-- Data lines start --
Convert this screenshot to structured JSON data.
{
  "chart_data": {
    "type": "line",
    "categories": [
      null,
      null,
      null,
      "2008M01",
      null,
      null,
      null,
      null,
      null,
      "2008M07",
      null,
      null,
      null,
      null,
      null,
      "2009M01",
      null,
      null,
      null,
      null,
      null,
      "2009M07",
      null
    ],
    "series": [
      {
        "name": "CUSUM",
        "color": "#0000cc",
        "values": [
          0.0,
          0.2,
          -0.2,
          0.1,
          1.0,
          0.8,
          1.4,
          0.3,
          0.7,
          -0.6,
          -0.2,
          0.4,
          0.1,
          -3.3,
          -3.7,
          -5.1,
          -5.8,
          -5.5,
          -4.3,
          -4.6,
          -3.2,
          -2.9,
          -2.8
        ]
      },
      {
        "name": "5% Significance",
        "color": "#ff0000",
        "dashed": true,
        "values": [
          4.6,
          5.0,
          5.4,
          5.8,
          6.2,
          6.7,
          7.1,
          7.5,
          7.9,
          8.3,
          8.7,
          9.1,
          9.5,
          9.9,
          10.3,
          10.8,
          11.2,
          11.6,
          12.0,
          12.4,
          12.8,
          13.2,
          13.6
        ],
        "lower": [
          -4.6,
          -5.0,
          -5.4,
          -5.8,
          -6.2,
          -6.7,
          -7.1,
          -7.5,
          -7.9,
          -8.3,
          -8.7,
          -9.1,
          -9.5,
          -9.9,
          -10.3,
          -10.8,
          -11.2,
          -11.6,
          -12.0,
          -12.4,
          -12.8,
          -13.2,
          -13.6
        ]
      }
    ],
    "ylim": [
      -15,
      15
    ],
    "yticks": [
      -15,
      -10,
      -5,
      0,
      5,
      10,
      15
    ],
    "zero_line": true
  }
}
-- Data lines end --
> **Given problem**:
Using the data above, output each line exactly.

> **Response**:
Convert this screenshot to structured JSON data.
{
  "chart_data": {
    "type": "line",
    "categories": [
      null,
      null,
      null,
      "2008M01",
      null,
      null,
      null,
      null,
      null,
      "2008M07",
      null,
      null,
      null,
      null,
      null,
      "2009M01",
      null,
      null,
      null,
      null,
      null,
      "2009M07",
      null
    ],
    "series": [
      {
        "name": "CUSUM",
        "color": "#0000cc",
        "values": [
          0.0,
          0.2,
          -0.2,
          0.1,
          1.0,
          0.8,
          1.4,
          0.3,
          0.7,
          -0.6,
          -0.2,
          0.4,
          0.1,
          -3.3,
          -3.7,
          -5.1,
          -5.8,
          -5.5,
          -4.3,
          -4.6,
          -3.2,
          -2.9,
          -2.8
        ]
      },
      {
        "name": "5% Significance",
        "color": "#ff0000",
        "dashed": true,
        "values": [
          4.6,
          5.0,
          5.4,
          5.8,
          6.2,
          6.7,
          7.1,
          7.5,
          7.9,
          8.3,
          8.7,
          9.1,
          9.5,
          9.9,
          10.3,
          10.8,
          11.2,
          11.6,
          12.0,
          12.4,
          12.8,
          13.2,
          13.6
        ],
        "lower": [
          -4.6,
          -5.0,
          -5.4,
          -5.8,
          -6.2,
          -6.7,
          -7.1,
          -7.5,
          -7.9,
          -8.3,
          -8.7,
          -9.1,
          -9.5,
          -9.9,
          -10.3,
          -10.8,
          -11.2,
          -11.6,
          -12.0,
          -12.4,
          -12.8,
          -13.2,
          -13.6
        ]
      }
    ],
    "ylim": [
      -15,
      15
    ],
    "yticks": [
      -15,
      -10,
      -5,
      0,
      5,
      10,
      15
    ],
    "zero_line": true
  }
}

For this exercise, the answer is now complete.